A imposição da vacinação obrigatória em 1904 foi o estopim para a agitação social que tomou conta da cidade e ficou conhecida como a Revolta da Vacina. O Centro, local de moradia dessa população pobre, concentrou os eventos de rua, especialmente o Largo de São Francisco, as praças Tiradentes e da República, e também a Saúde. Curiosamente, além da população já antagonizada pelas razões acima, outros grupos sociais e lideranças políticas se aliaram à contestação da vacinação obrigatória, manipulando os sentimentos populares. Os mais surpreendentes deles foram os positivistas, até então vistos como força a favor da modernização do país.
No dia 10 de novembro de 1904, um dia após a publicação da regulamentação da lei da vacinação obrigatória pelo jornal “A Notícia”, o povo saiu às ruas aos gritos de “Morra a polícia. Abaixo a vacina”. No dia seguinte, para evitar um comício, o Largo de São Francisco foi ocupado pela cavalaria, gerando uma série de tumultos pela cidade. No dia 12 de novembro, uma multidão foi à reunião convocada pela “Liga contra a vacina obrigatória”, presidida pelo senador Lauro Sodré, que um mês antes estivera envolvido numa tentativa de golpe contra o presidente Rodrigues Alves. No dia seguinte, o movimento ganhou uma maior dimensão, quando uma grande manifestação na Praça Tiradentes foi dispersada pela cavalaria. Teve início, então, o levantamento de barricadas em diversas ruas da cidade. Bondes foram incendiados, suas carcaças foram atravessadas nas ruas, os lampiões da iluminação pública foram quebrados, e surgiram as primeiras vítimas da reação da polícia.
┄┄┄┄┄┄
→ TRABALHO A FAZER: Por favor, reproduza sem nenhuma alteração a parte do trecho sobre a Revolta da Vacina que começa com as palavras que contêm "A imposição da" e termina com "modernização do país.". Os registros não são necessários aqui.
┄┄┄┄┄┄
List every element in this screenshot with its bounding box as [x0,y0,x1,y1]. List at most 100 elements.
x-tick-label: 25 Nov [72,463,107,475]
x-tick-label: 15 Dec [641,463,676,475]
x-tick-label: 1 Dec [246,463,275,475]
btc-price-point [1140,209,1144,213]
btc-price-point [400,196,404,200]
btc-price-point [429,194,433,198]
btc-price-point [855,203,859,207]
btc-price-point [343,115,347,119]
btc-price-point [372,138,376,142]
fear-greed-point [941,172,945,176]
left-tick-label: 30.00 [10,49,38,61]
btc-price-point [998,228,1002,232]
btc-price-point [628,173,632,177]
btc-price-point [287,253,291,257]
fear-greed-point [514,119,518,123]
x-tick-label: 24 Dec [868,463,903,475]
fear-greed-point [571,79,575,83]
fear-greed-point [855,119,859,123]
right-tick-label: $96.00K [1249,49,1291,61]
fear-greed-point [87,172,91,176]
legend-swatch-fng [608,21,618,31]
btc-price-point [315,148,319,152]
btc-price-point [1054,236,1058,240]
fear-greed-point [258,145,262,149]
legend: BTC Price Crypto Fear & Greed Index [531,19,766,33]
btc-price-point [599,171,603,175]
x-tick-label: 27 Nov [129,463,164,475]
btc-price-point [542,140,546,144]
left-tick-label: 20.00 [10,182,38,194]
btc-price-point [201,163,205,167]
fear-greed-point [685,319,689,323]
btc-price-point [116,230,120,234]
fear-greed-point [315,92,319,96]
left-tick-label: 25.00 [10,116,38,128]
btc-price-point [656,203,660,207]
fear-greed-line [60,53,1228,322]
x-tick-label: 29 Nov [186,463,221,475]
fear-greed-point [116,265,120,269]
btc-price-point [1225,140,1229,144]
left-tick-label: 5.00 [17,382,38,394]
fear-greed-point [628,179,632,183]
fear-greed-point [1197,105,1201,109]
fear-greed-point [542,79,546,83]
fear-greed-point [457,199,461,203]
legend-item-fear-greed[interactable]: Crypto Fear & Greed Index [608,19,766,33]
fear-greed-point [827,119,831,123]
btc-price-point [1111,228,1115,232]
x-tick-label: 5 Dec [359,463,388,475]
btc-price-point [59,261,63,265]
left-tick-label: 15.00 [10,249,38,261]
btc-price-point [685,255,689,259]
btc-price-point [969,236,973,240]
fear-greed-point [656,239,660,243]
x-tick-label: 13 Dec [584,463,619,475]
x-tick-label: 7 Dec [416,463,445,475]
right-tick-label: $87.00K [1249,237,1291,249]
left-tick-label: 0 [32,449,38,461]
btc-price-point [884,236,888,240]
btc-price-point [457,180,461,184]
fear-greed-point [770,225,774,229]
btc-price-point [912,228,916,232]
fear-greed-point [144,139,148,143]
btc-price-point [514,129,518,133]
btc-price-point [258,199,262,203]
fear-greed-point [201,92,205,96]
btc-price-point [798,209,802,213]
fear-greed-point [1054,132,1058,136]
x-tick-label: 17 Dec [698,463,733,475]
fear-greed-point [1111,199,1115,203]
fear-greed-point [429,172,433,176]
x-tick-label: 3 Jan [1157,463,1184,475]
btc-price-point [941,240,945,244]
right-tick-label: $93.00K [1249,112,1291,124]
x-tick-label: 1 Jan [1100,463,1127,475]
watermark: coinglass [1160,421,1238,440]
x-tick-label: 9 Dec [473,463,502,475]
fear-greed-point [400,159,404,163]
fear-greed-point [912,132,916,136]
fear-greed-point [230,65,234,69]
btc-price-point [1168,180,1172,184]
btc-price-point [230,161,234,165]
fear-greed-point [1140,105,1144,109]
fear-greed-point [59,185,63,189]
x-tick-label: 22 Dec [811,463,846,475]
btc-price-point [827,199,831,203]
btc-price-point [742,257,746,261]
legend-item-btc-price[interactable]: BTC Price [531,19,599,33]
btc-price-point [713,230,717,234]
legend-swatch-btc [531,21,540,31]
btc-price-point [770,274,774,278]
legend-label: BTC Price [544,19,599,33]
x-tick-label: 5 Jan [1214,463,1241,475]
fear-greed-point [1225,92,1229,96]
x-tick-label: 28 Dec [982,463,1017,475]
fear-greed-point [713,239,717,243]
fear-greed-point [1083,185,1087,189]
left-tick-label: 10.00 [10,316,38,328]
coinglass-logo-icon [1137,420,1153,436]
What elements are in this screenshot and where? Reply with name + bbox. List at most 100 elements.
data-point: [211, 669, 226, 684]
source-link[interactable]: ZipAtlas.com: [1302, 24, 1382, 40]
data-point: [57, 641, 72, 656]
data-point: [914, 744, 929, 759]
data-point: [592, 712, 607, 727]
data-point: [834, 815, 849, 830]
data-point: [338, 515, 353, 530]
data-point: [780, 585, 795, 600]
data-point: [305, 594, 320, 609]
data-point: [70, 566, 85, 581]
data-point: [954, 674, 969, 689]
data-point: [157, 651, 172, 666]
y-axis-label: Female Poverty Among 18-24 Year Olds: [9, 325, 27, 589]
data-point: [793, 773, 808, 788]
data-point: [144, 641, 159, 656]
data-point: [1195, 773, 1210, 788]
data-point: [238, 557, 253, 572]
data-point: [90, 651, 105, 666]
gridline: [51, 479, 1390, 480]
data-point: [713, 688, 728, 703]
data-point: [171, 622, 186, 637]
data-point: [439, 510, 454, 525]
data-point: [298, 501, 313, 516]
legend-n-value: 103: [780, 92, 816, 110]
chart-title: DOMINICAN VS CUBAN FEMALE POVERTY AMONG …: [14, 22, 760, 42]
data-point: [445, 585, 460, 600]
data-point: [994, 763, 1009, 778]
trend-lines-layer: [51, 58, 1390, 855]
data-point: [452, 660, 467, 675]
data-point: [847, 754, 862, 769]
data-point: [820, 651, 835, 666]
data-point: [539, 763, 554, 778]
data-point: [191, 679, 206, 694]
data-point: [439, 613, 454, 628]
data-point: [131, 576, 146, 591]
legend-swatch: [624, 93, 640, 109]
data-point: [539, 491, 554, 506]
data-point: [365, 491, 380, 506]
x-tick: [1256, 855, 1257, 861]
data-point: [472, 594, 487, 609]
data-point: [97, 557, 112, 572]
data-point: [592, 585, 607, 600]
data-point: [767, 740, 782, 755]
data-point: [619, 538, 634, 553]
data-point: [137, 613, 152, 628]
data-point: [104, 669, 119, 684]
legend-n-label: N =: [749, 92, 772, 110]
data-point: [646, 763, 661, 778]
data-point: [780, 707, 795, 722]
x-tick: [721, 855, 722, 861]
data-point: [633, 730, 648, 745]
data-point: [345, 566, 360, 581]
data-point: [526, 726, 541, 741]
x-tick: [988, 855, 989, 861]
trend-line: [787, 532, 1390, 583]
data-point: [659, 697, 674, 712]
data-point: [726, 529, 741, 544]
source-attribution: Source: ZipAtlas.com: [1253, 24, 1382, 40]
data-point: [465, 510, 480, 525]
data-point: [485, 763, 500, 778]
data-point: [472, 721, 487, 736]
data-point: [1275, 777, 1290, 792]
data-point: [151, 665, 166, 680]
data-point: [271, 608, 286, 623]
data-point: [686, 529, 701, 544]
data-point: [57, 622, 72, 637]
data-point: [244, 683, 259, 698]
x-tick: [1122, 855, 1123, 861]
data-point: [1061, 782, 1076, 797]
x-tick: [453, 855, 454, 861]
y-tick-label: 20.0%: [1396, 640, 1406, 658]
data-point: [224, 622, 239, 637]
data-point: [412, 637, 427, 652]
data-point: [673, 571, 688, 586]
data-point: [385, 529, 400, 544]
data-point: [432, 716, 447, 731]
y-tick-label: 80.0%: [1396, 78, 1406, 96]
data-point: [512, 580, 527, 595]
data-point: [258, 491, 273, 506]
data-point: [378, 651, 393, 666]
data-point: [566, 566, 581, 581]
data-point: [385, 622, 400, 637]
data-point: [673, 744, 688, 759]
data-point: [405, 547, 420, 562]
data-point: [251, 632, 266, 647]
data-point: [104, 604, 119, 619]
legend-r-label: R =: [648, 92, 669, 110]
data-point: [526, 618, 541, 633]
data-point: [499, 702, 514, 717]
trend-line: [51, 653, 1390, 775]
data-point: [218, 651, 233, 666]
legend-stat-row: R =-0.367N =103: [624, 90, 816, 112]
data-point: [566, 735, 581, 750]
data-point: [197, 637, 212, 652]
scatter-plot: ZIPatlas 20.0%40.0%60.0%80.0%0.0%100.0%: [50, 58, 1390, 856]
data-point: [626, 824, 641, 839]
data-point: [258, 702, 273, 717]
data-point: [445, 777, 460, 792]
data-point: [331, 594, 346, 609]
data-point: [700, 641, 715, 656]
┄┄┄┄┄┄
→ RESULTADO DA TAREFA:
A imposição da vacinação obrigatória em 1904 foi o estopim para a agitação social que tomou conta da cidade e ficou conhecida como a Revolta da Vacina. O Centro, local de moradia dessa população pobre, concentrou os eventos de rua, especialmente o Largo de São Francisco, as praças Tiradentes e da República, e também a Saúde. Curiosamente, além da população já antagonizada pelas razões acima, outros grupos sociais e lideranças políticas se aliaram à contestação da vacinação obrigatória, manipulando os sentimentos populares. Os mais surpreendentes deles foram os positivistas, até então vistos como força a favor da modernização do país.